= Exercise =
Your task is to copy the material exactly.

= Recorded data =
>> BEGIN

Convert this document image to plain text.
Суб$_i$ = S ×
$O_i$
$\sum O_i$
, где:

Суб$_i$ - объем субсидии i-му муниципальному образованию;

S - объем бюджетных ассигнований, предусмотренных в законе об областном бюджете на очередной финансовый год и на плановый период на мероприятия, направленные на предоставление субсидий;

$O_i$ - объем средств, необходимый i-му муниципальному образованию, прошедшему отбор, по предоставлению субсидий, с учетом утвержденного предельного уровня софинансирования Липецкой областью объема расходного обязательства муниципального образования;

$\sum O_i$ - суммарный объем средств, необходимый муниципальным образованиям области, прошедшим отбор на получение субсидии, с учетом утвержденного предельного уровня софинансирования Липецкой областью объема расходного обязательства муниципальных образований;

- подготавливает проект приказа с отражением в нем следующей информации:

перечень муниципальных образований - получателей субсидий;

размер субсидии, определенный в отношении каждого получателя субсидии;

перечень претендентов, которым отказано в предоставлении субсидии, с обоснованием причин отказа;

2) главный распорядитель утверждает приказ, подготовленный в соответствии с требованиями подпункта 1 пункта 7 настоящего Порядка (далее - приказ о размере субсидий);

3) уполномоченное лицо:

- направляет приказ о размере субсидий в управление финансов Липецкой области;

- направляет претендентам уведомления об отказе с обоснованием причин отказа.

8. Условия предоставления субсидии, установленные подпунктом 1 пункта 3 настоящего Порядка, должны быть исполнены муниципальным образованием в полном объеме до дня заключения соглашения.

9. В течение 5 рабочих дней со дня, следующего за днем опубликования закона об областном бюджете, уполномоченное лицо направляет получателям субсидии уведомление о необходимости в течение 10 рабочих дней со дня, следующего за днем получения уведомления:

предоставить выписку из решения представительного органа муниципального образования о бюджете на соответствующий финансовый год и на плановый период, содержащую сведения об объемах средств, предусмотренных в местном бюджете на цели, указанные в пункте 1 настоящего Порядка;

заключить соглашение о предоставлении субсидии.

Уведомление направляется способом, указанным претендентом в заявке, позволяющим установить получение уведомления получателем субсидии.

>> END

= Solution to the problem =
Convert this document image to plain text.
Суб$_i$ = S ×
$O_i$
$\sum O_i$
, где:

Суб$_i$ - объем субсидии i-му муниципальному образованию;

S - объем бюджетных ассигнований, предусмотренных в законе об областном бюджете на очередной финансовый год и на плановый период на мероприятия, направленные на предоставление субсидий;

$O_i$ - объем средств, необходимый i-му муниципальному образованию, прошедшему отбор, по предоставлению субсидий, с учетом утвержденного предельного уровня софинансирования Липецкой областью объема расходного обязательства муниципального образования;

$\sum O_i$ - суммарный объем средств, необходимый муниципальным образованиям области, прошедшим отбор на получение субсидии, с учетом утвержденного предельного уровня софинансирования Липецкой областью объема расходного обязательства муниципальных образований;

- подготавливает проект приказа с отражением в нем следующей информации:

перечень муниципальных образований - получателей субсидий;

размер субсидии, определенный в отношении каждого получателя субсидии;

перечень претендентов, которым отказано в предоставлении субсидии, с обоснованием причин отказа;

2) главный распорядитель утверждает приказ, подготовленный в соответствии с требованиями подпункта 1 пункта 7 настоящего Порядка (далее - приказ о размере субсидий);

3) уполномоченное лицо:

- направляет приказ о размере субсидий в управление финансов Липецкой области;

- направляет претендентам уведомления об отказе с обоснованием причин отказа.

8. Условия предоставления субсидии, установленные подпунктом 1 пункта 3 настоящего Порядка, должны быть исполнены муниципальным образованием в полном объеме до дня заключения соглашения.

9. В течение 5 рабочих дней со дня, следующего за днем опубликования закона об областном бюджете, уполномоченное лицо направляет получателям субсидии уведомление о необходимости в течение 10 рабочих дней со дня, следующего за днем получения уведомления:

предоставить выписку из решения представительного органа муниципального образования о бюджете на соответствующий финансовый год и на плановый период, содержащую сведения об объемах средств, предусмотренных в местном бюджете на цели, указанные в пункте 1 настоящего Порядка;

заключить соглашение о предоставлении субсидии.

Уведомление направляется способом, указанным претендентом в заявке, позволяющим установить получение уведомления получателем субсидии.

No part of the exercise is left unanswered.